[Figure record extracts]
[start]

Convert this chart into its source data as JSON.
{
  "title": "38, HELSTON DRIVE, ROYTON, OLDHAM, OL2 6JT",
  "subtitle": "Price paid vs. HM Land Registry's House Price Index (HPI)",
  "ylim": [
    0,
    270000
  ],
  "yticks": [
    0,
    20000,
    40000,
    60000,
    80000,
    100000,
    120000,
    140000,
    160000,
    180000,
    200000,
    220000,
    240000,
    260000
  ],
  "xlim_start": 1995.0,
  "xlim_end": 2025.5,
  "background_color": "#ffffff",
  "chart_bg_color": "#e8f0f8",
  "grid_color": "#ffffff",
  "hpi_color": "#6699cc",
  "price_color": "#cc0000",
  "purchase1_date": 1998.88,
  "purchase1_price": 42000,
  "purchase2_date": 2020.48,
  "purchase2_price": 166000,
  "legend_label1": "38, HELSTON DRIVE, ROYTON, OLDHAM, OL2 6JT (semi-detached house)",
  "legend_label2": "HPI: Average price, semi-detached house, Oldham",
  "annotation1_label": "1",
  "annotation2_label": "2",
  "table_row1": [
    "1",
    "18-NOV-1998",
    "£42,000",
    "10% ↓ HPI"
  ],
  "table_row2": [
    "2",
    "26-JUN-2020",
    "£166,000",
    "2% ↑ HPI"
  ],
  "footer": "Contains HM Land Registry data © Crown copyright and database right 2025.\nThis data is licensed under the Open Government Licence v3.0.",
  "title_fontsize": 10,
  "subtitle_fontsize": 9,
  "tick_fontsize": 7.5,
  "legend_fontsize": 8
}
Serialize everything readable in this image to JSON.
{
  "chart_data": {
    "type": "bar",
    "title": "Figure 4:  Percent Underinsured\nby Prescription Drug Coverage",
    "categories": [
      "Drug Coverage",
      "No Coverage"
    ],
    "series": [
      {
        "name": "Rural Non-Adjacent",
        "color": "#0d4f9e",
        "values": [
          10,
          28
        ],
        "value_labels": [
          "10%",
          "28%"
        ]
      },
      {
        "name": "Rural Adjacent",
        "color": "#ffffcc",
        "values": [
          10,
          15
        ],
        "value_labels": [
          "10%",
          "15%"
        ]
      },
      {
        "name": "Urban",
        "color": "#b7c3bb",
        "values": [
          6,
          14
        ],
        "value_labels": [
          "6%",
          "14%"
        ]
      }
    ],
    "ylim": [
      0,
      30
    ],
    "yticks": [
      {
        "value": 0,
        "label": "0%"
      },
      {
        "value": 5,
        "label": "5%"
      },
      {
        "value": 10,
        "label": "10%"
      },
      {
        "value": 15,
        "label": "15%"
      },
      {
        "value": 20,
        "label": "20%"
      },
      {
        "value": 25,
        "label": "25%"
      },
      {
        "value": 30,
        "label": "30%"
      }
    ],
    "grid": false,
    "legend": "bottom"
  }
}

[end]

DESCRIPTION OF THE TASK | Write the data from above out again, exactly.

CORRECT ANSWER |
Convert this chart into its source data as JSON.
{
  "title": "38, HELSTON DRIVE, ROYTON, OLDHAM, OL2 6JT",
  "subtitle": "Price paid vs. HM Land Registry's House Price Index (HPI)",
  "ylim": [
    0,
    270000
  ],
  "yticks": [
    0,
    20000,
    40000,
    60000,
    80000,
    100000,
    120000,
    140000,
    160000,
    180000,
    200000,
    220000,
    240000,
    260000
  ],
  "xlim_start": 1995.0,
  "xlim_end": 2025.5,
  "background_color": "#ffffff",
  "chart_bg_color": "#e8f0f8",
  "grid_color": "#ffffff",
  "hpi_color": "#6699cc",
  "price_color": "#cc0000",
  "purchase1_date": 1998.88,
  "purchase1_price": 42000,
  "purchase2_date": 2020.48,
  "purchase2_price": 166000,
  "legend_label1": "38, HELSTON DRIVE, ROYTON, OLDHAM, OL2 6JT (semi-detached house)",
  "legend_label2": "HPI: Average price, semi-detached house, Oldham",
  "annotation1_label": "1",
  "annotation2_label": "2",
  "table_row1": [
    "1",
    "18-NOV-1998",
    "£42,000",
    "10% ↓ HPI"
  ],
  "table_row2": [
    "2",
    "26-JUN-2020",
    "£166,000",
    "2% ↑ HPI"
  ],
  "footer": "Contains HM Land Registry data © Crown copyright and database right 2025.\nThis data is licensed under the Open Government Licence v3.0.",
  "title_fontsize": 10,
  "subtitle_fontsize": 9,
  "tick_fontsize": 7.5,
  "legend_fontsize": 8
}
Serialize everything readable in this image to JSON.
{
  "chart_data": {
    "type": "bar",
    "title": "Figure 4:  Percent Underinsured\nby Prescription Drug Coverage",
    "categories": [
      "Drug Coverage",
      "No Coverage"
    ],
    "series": [
      {
        "name": "Rural Non-Adjacent",
        "color": "#0d4f9e",
        "values": [
          10,
          28
        ],
        "value_labels": [
          "10%",
          "28%"
        ]
      },
      {
        "name": "Rural Adjacent",
        "color": "#ffffcc",
        "values": [
          10,
          15
        ],
        "value_labels": [
          "10%",
          "15%"
        ]
      },
      {
        "name": "Urban",
        "color": "#b7c3bb",
        "values": [
          6,
          14
        ],
        "value_labels": [
          "6%",
          "14%"
        ]
      }
    ],
    "ylim": [
      0,
      30
    ],
    "yticks": [
      {
        "value": 0,
        "label": "0%"
      },
      {
        "value": 5,
        "label": "5%"
      },
      {
        "value": 10,
        "label": "10%"
      },
      {
        "value": 15,
        "label": "15%"
      },
      {
        "value": 20,
        "label": "20%"
      },
      {
        "value": 25,
        "label": "25%"
      },
      {
        "value": 30,
        "label": "30%"
      }
    ],
    "grid": false,
    "legend": "bottom"
  }
}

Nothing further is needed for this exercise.